### INFORMATION GIVEN ###

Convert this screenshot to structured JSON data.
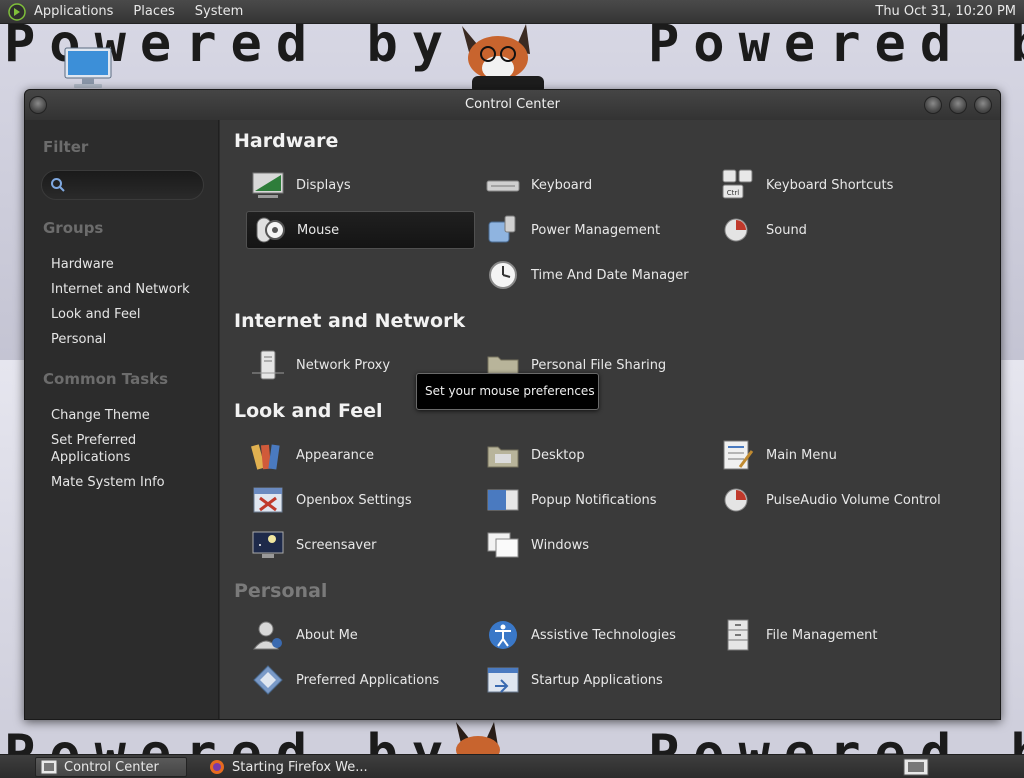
{
  "top_panel": {
    "menus": [
      "Applications",
      "Places",
      "System"
    ],
    "clock": "Thu Oct 31, 10:20 PM"
  },
  "wallpaper": {
    "text": "Powered by"
  },
  "window": {
    "title": "Control Center"
  },
  "sidebar": {
    "filter_heading": "Filter",
    "search_placeholder": "",
    "groups_heading": "Groups",
    "groups": [
      "Hardware",
      "Internet and Network",
      "Look and Feel",
      "Personal"
    ],
    "tasks_heading": "Common Tasks",
    "tasks": [
      "Change Theme",
      "Set Preferred Applications",
      "Mate System Info"
    ]
  },
  "sections": {
    "hardware": {
      "title": "Hardware",
      "items": [
        "Displays",
        "Keyboard",
        "Keyboard Shortcuts",
        "Mouse",
        "Power Management",
        "Sound",
        "Time And Date Manager"
      ]
    },
    "internet": {
      "title": "Internet and Network",
      "items": [
        "Network Proxy",
        "Personal File Sharing"
      ]
    },
    "look": {
      "title": "Look and Feel",
      "items": [
        "Appearance",
        "Desktop",
        "Main Menu",
        "Openbox Settings",
        "Popup Notifications",
        "PulseAudio Volume Control",
        "Screensaver",
        "Windows"
      ]
    },
    "personal": {
      "title": "Personal",
      "items": [
        "About Me",
        "Assistive Technologies",
        "File Management",
        "Preferred Applications",
        "Startup Applications"
      ]
    }
  },
  "tooltip": "Set your mouse preferences",
  "bottom_panel": {
    "tasks": [
      "Control Center",
      "Starting Firefox We..."
    ]
  },
  "colors": {
    "window_bg": "#3a3a3a",
    "sidebar_bg": "#2c2c2c",
    "panel_bg": "#343434",
    "heading_dim": "#6c6c6c"
  }
}
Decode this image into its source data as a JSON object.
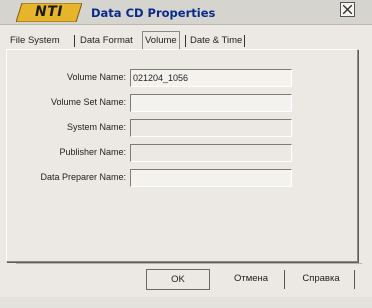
{
  "window": {
    "logo_text": "NTI",
    "title": "Data CD Properties"
  },
  "tabs": [
    {
      "label": "File System",
      "active": false
    },
    {
      "label": "Data Format",
      "active": false
    },
    {
      "label": "Volume",
      "active": true
    },
    {
      "label": "Date & Time",
      "active": false
    }
  ],
  "form": {
    "volume_name": {
      "label": "Volume Name:",
      "value": "021204_1056"
    },
    "volume_set_name": {
      "label": "Volume Set Name:",
      "value": ""
    },
    "system_name": {
      "label": "System Name:",
      "value": ""
    },
    "publisher_name": {
      "label": "Publisher Name:",
      "value": ""
    },
    "data_preparer_name": {
      "label": "Data Preparer Name:",
      "value": ""
    }
  },
  "buttons": {
    "ok": "OK",
    "cancel": "Отмена",
    "help": "Справка"
  },
  "colors": {
    "title_text": "#0a2a8a",
    "logo_fill": "#e6b52c"
  }
}
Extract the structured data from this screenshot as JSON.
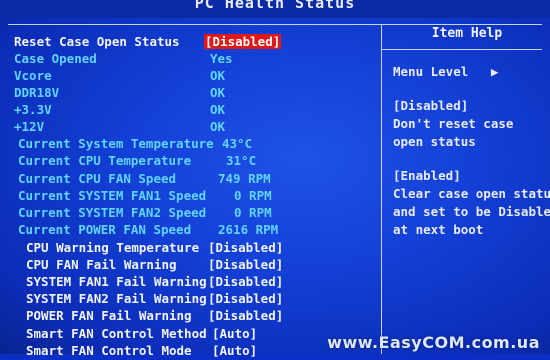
{
  "window": {
    "title": "PC Health Status"
  },
  "main": {
    "rows": [
      {
        "label": "Reset Case Open Status",
        "value": "[Disabled]",
        "label_color": "white",
        "value_color": "selected"
      },
      {
        "label": "Case Opened",
        "value": "Yes",
        "label_color": "cyan",
        "value_color": "cyan"
      },
      {
        "label": "Vcore",
        "value": "OK",
        "label_color": "cyan",
        "value_color": "cyan"
      },
      {
        "label": "DDR18V",
        "value": "OK",
        "label_color": "cyan",
        "value_color": "cyan"
      },
      {
        "label": "+3.3V",
        "value": "OK",
        "label_color": "cyan",
        "value_color": "cyan"
      },
      {
        "label": "+12V",
        "value": "OK",
        "label_color": "cyan",
        "value_color": "cyan"
      },
      {
        "label": "Current System Temperature",
        "value": "43°C",
        "label_color": "cyan",
        "value_color": "cyan"
      },
      {
        "label": "Current CPU Temperature",
        "value": "31°C",
        "label_color": "cyan",
        "value_color": "cyan"
      },
      {
        "label": "Current CPU FAN Speed",
        "value": "749 RPM",
        "label_color": "cyan",
        "value_color": "cyan"
      },
      {
        "label": "Current SYSTEM FAN1 Speed",
        "value": "0 RPM",
        "label_color": "cyan",
        "value_color": "cyan"
      },
      {
        "label": "Current SYSTEM FAN2 Speed",
        "value": "0 RPM",
        "label_color": "cyan",
        "value_color": "cyan"
      },
      {
        "label": "Current POWER FAN Speed",
        "value": "2616 RPM",
        "label_color": "cyan",
        "value_color": "cyan"
      },
      {
        "label": "CPU Warning Temperature",
        "value": "[Disabled]",
        "label_color": "white",
        "value_color": "white"
      },
      {
        "label": "CPU FAN Fail Warning",
        "value": "[Disabled]",
        "label_color": "white",
        "value_color": "white"
      },
      {
        "label": "SYSTEM FAN1 Fail Warning",
        "value": "[Disabled]",
        "label_color": "white",
        "value_color": "white"
      },
      {
        "label": "SYSTEM FAN2 Fail Warning",
        "value": "[Disabled]",
        "label_color": "white",
        "value_color": "white"
      },
      {
        "label": "POWER FAN Fail Warning",
        "value": "[Disabled]",
        "label_color": "white",
        "value_color": "white"
      },
      {
        "label": "Smart FAN Control Method",
        "value": "[Auto]",
        "label_color": "white",
        "value_color": "white"
      },
      {
        "label": "Smart FAN Control Mode",
        "value": "[Auto]",
        "label_color": "white",
        "value_color": "white"
      }
    ]
  },
  "help": {
    "title": "Item Help",
    "menu_level": "Menu Level",
    "menu_level_icon": "right-arrow-icon",
    "lines": [
      "[Disabled]",
      "Don't reset case",
      "open status",
      "",
      "[Enabled]",
      "Clear case open status",
      "and set to be Disabled",
      "at next boot"
    ]
  },
  "watermark": "www.EasyCOM.com.ua",
  "colors": {
    "background": "#1440d6",
    "cyan": "#5fd6ff",
    "white": "#f2f5ff",
    "selected": "#e01818"
  }
}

###

• WHAT YOU SHOULD DO: Print the records above exactly as they stand, but leave out the pictures.

• RESPONSE:
Convert this screenshot to structured JSON data.
{
  "top_panel": {
    "menus": [
      "Applications",
      "Places",
      "System"
    ],
    "clock": "Thu Oct 31, 10:20 PM"
  },
  "wallpaper": {
    "text": "Powered by"
  },
  "window": {
    "title": "Control Center"
  },
  "sidebar": {
    "filter_heading": "Filter",
    "search_placeholder": "",
    "groups_heading": "Groups",
    "groups": [
      "Hardware",
      "Internet and Network",
      "Look and Feel",
      "Personal"
    ],
    "tasks_heading": "Common Tasks",
    "tasks": [
      "Change Theme",
      "Set Preferred Applications",
      "Mate System Info"
    ]
  },
  "sections": {
    "hardware": {
      "title": "Hardware",
      "items": [
        "Displays",
        "Keyboard",
        "Keyboard Shortcuts",
        "Mouse",
        "Power Management",
        "Sound",
        "Time And Date Manager"
      ]
    },
    "internet": {
      "title": "Internet and Network",
      "items": [
        "Network Proxy",
        "Personal File Sharing"
      ]
    },
    "look": {
      "title": "Look and Feel",
      "items": [
        "Appearance",
        "Desktop",
        "Main Menu",
        "Openbox Settings",
        "Popup Notifications",
        "PulseAudio Volume Control",
        "Screensaver",
        "Windows"
      ]
    },
    "personal": {
      "title": "Personal",
      "items": [
        "About Me",
        "Assistive Technologies",
        "File Management",
        "Preferred Applications",
        "Startup Applications"
      ]
    }
  },
  "tooltip": "Set your mouse preferences",
  "bottom_panel": {
    "tasks": [
      "Control Center",
      "Starting Firefox We..."
    ]
  },
  "colors": {
    "window_bg": "#3a3a3a",
    "sidebar_bg": "#2c2c2c",
    "panel_bg": "#343434",
    "heading_dim": "#6c6c6c"
  }
}
Decode this image into its source data as a JSON object.
{
  "window": {
    "logo_text": "NTI",
    "title": "Data CD Properties"
  },
  "tabs": [
    {
      "label": "File System",
      "active": false
    },
    {
      "label": "Data Format",
      "active": false
    },
    {
      "label": "Volume",
      "active": true
    },
    {
      "label": "Date & Time",
      "active": false
    }
  ],
  "form": {
    "volume_name": {
      "label": "Volume Name:",
      "value": "021204_1056"
    },
    "volume_set_name": {
      "label": "Volume Set Name:",
      "value": ""
    },
    "system_name": {
      "label": "System Name:",
      "value": ""
    },
    "publisher_name": {
      "label": "Publisher Name:",
      "value": ""
    },
    "data_preparer_name": {
      "label": "Data Preparer Name:",
      "value": ""
    }
  },
  "buttons": {
    "ok": "OK",
    "cancel": "Отмена",
    "help": "Справка"
  },
  "colors": {
    "title_text": "#0a2a8a",
    "logo_fill": "#e6b52c"
  }
}
Extract the structured data from this screenshot as JSON.
{
  "window": {
    "title": "PC Health Status"
  },
  "main": {
    "rows": [
      {
        "label": "Reset Case Open Status",
        "value": "[Disabled]",
        "label_color": "white",
        "value_color": "selected"
      },
      {
        "label": "Case Opened",
        "value": "Yes",
        "label_color": "cyan",
        "value_color": "cyan"
      },
      {
        "label": "Vcore",
        "value": "OK",
        "label_color": "cyan",
        "value_color": "cyan"
      },
      {
        "label": "DDR18V",
        "value": "OK",
        "label_color": "cyan",
        "value_color": "cyan"
      },
      {
        "label": "+3.3V",
        "value": "OK",
        "label_color": "cyan",
        "value_color": "cyan"
      },
      {
        "label": "+12V",
        "value": "OK",
        "label_color": "cyan",
        "value_color": "cyan"
      },
      {
        "label": "Current System Temperature",
        "value": "43°C",
        "label_color": "cyan",
        "value_color": "cyan"
      },
      {
        "label": "Current CPU Temperature",
        "value": "31°C",
        "label_color": "cyan",
        "value_color": "cyan"
      },
      {
        "label": "Current CPU FAN Speed",
        "value": "749 RPM",
        "label_color": "cyan",
        "value_color": "cyan"
      },
      {
        "label": "Current SYSTEM FAN1 Speed",
        "value": "0 RPM",
        "label_color": "cyan",
        "value_color": "cyan"
      },
      {
        "label": "Current SYSTEM FAN2 Speed",
        "value": "0 RPM",
        "label_color": "cyan",
        "value_color": "cyan"
      },
      {
        "label": "Current POWER FAN Speed",
        "value": "2616 RPM",
        "label_color": "cyan",
        "value_color": "cyan"
      },
      {
        "label": "CPU Warning Temperature",
        "value": "[Disabled]",
        "label_color": "white",
        "value_color": "white"
      },
      {
        "label": "CPU FAN Fail Warning",
        "value": "[Disabled]",
        "label_color": "white",
        "value_color": "white"
      },
      {
        "label": "SYSTEM FAN1 Fail Warning",
        "value": "[Disabled]",
        "label_color": "white",
        "value_color": "white"
      },
      {
        "label": "SYSTEM FAN2 Fail Warning",
        "value": "[Disabled]",
        "label_color": "white",
        "value_color": "white"
      },
      {
        "label": "POWER FAN Fail Warning",
        "value": "[Disabled]",
        "label_color": "white",
        "value_color": "white"
      },
      {
        "label": "Smart FAN Control Method",
        "value": "[Auto]",
        "label_color": "white",
        "value_color": "white"
      },
      {
        "label": "Smart FAN Control Mode",
        "value": "[Auto]",
        "label_color": "white",
        "value_color": "white"
      }
    ]
  },
  "help": {
    "title": "Item Help",
    "menu_level": "Menu Level",
    "menu_level_icon": "right-arrow-icon",
    "lines": [
      "[Disabled]",
      "Don't reset case",
      "open status",
      "",
      "[Enabled]",
      "Clear case open status",
      "and set to be Disabled",
      "at next boot"
    ]
  },
  "watermark": "www.EasyCOM.com.ua",
  "colors": {
    "background": "#1440d6",
    "cyan": "#5fd6ff",
    "white": "#f2f5ff",
    "selected": "#e01818"
  }
}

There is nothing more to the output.